What is being asked =
Write the listing out again word for word, skipping each picture.

== Data under study

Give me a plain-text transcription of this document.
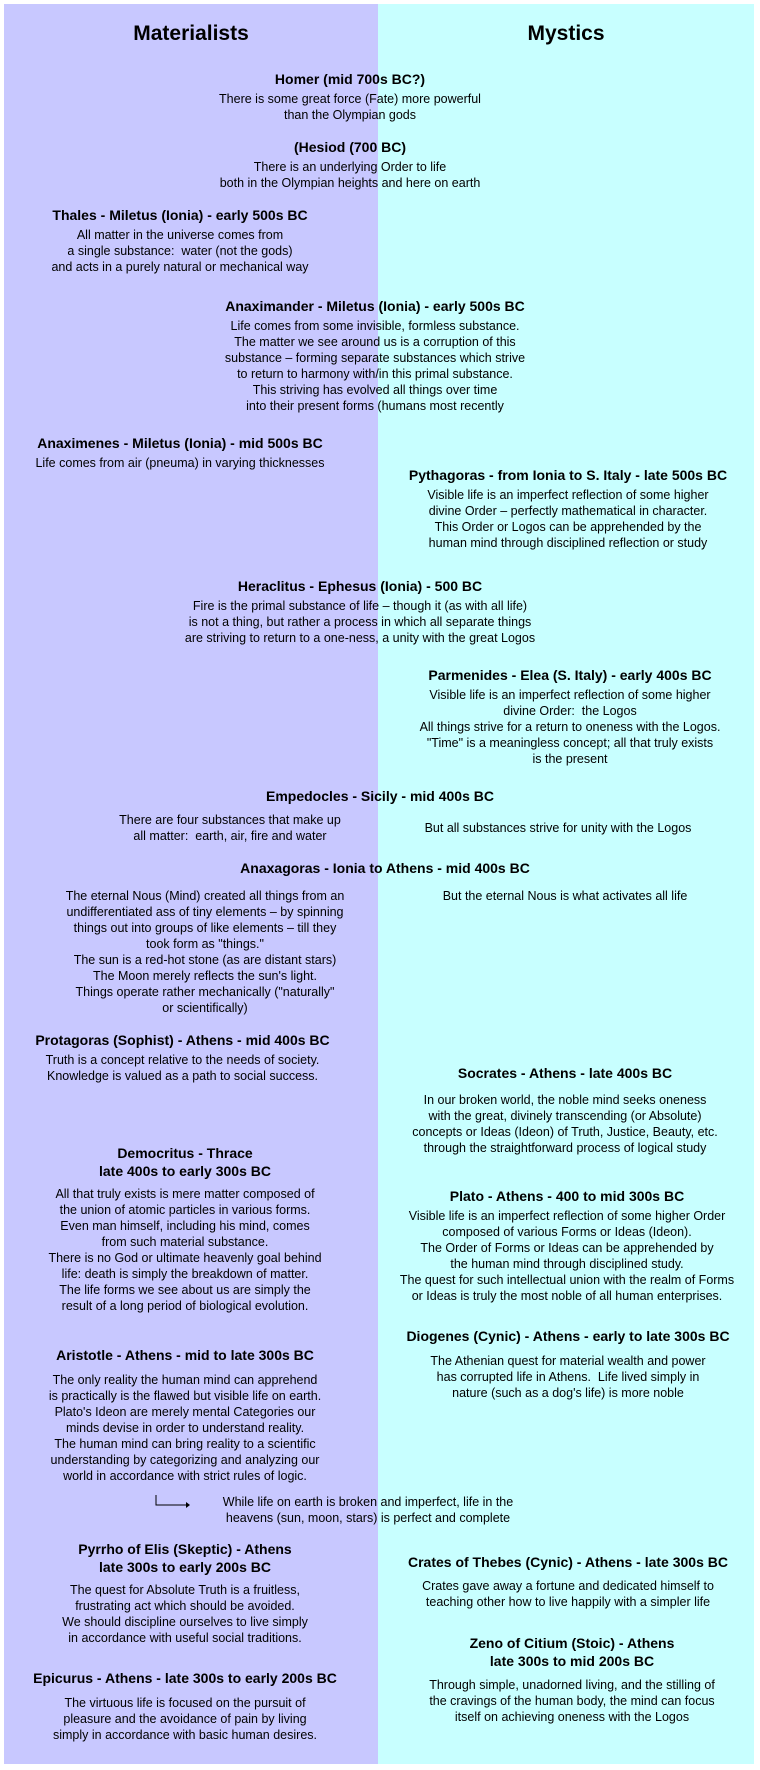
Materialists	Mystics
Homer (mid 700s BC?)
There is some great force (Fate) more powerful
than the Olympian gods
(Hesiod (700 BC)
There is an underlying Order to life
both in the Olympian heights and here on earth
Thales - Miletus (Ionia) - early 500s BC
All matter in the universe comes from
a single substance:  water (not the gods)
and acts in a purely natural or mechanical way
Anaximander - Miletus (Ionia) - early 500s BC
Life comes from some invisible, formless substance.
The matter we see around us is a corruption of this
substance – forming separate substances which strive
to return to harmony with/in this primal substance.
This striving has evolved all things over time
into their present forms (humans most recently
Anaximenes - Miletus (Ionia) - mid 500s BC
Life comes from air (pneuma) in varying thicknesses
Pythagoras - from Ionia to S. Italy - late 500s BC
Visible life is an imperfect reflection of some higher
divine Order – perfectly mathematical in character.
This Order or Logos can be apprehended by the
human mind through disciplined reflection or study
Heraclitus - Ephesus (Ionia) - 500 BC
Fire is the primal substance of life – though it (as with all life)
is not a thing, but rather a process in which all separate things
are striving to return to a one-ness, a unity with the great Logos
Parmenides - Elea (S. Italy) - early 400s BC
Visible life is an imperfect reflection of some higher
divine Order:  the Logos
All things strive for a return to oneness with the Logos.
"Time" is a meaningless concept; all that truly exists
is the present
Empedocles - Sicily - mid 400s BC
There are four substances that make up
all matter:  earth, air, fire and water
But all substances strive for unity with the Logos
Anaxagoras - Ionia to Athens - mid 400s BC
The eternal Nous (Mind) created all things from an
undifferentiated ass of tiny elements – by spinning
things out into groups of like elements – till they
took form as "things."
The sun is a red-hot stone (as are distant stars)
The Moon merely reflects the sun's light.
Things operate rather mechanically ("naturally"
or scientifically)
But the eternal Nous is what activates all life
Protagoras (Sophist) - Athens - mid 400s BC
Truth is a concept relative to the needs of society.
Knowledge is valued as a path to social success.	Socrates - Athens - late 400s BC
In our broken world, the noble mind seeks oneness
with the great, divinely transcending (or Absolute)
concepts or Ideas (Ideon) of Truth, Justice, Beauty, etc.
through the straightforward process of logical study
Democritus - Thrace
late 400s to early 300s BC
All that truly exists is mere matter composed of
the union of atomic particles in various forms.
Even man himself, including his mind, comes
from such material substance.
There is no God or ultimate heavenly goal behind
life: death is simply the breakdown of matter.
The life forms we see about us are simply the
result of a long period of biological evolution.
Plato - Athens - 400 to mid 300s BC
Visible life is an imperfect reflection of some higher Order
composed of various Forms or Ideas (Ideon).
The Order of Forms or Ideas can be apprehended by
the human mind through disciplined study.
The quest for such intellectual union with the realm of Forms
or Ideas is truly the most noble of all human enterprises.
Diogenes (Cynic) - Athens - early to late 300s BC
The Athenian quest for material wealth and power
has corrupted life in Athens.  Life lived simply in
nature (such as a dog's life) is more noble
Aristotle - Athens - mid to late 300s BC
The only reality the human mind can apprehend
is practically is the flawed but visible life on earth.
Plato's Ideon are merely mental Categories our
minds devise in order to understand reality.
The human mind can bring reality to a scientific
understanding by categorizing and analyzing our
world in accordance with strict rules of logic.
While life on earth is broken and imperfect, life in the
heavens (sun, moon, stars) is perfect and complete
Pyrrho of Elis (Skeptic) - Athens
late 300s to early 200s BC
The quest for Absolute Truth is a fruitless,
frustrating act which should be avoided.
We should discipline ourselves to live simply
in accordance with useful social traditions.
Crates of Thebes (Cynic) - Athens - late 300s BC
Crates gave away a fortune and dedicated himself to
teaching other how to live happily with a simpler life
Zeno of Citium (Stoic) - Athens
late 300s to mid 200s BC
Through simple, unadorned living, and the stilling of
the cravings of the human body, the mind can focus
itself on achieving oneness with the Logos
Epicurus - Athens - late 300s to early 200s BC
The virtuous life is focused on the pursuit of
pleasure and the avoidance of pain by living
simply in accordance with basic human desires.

====

Output below =
Give me a plain-text transcription of this document.
Materialists	Mystics
Homer (mid 700s BC?)
There is some great force (Fate) more powerful
than the Olympian gods
(Hesiod (700 BC)
There is an underlying Order to life
both in the Olympian heights and here on earth
Thales - Miletus (Ionia) - early 500s BC
All matter in the universe comes from
a single substance:  water (not the gods)
and acts in a purely natural or mechanical way
Anaximander - Miletus (Ionia) - early 500s BC
Life comes from some invisible, formless substance.
The matter we see around us is a corruption of this
substance – forming separate substances which strive
to return to harmony with/in this primal substance.
This striving has evolved all things over time
into their present forms (humans most recently
Anaximenes - Miletus (Ionia) - mid 500s BC
Life comes from air (pneuma) in varying thicknesses
Pythagoras - from Ionia to S. Italy - late 500s BC
Visible life is an imperfect reflection of some higher
divine Order – perfectly mathematical in character.
This Order or Logos can be apprehended by the
human mind through disciplined reflection or study
Heraclitus - Ephesus (Ionia) - 500 BC
Fire is the primal substance of life – though it (as with all life)
is not a thing, but rather a process in which all separate things
are striving to return to a one-ness, a unity with the great Logos
Parmenides - Elea (S. Italy) - early 400s BC
Visible life is an imperfect reflection of some higher
divine Order:  the Logos
All things strive for a return to oneness with the Logos.
"Time" is a meaningless concept; all that truly exists
is the present
Empedocles - Sicily - mid 400s BC
There are four substances that make up
all matter:  earth, air, fire and water
But all substances strive for unity with the Logos
Anaxagoras - Ionia to Athens - mid 400s BC
The eternal Nous (Mind) created all things from an
undifferentiated ass of tiny elements – by spinning
things out into groups of like elements – till they
took form as "things."
The sun is a red-hot stone (as are distant stars)
The Moon merely reflects the sun's light.
Things operate rather mechanically ("naturally"
or scientifically)
But the eternal Nous is what activates all life
Protagoras (Sophist) - Athens - mid 400s BC
Truth is a concept relative to the needs of society.
Knowledge is valued as a path to social success.	Socrates - Athens - late 400s BC
In our broken world, the noble mind seeks oneness
with the great, divinely transcending (or Absolute)
concepts or Ideas (Ideon) of Truth, Justice, Beauty, etc.
through the straightforward process of logical study
Democritus - Thrace
late 400s to early 300s BC
All that truly exists is mere matter composed of
the union of atomic particles in various forms.
Even man himself, including his mind, comes
from such material substance.
There is no God or ultimate heavenly goal behind
life: death is simply the breakdown of matter.
The life forms we see about us are simply the
result of a long period of biological evolution.
Plato - Athens - 400 to mid 300s BC
Visible life is an imperfect reflection of some higher Order
composed of various Forms or Ideas (Ideon).
The Order of Forms or Ideas can be apprehended by
the human mind through disciplined study.
The quest for such intellectual union with the realm of Forms
or Ideas is truly the most noble of all human enterprises.
Diogenes (Cynic) - Athens - early to late 300s BC
The Athenian quest for material wealth and power
has corrupted life in Athens.  Life lived simply in
nature (such as a dog's life) is more noble
Aristotle - Athens - mid to late 300s BC
The only reality the human mind can apprehend
is practically is the flawed but visible life on earth.
Plato's Ideon are merely mental Categories our
minds devise in order to understand reality.
The human mind can bring reality to a scientific
understanding by categorizing and analyzing our
world in accordance with strict rules of logic.
While life on earth is broken and imperfect, life in the
heavens (sun, moon, stars) is perfect and complete
Pyrrho of Elis (Skeptic) - Athens
late 300s to early 200s BC
The quest for Absolute Truth is a fruitless,
frustrating act which should be avoided.
We should discipline ourselves to live simply
in accordance with useful social traditions.
Crates of Thebes (Cynic) - Athens - late 300s BC
Crates gave away a fortune and dedicated himself to
teaching other how to live happily with a simpler life
Zeno of Citium (Stoic) - Athens
late 300s to mid 200s BC
Through simple, unadorned living, and the stilling of
the cravings of the human body, the mind can focus
itself on achieving oneness with the Logos
Epicurus - Athens - late 300s to early 200s BC
The virtuous life is focused on the pursuit of
pleasure and the avoidance of pain by living
simply in accordance with basic human desires.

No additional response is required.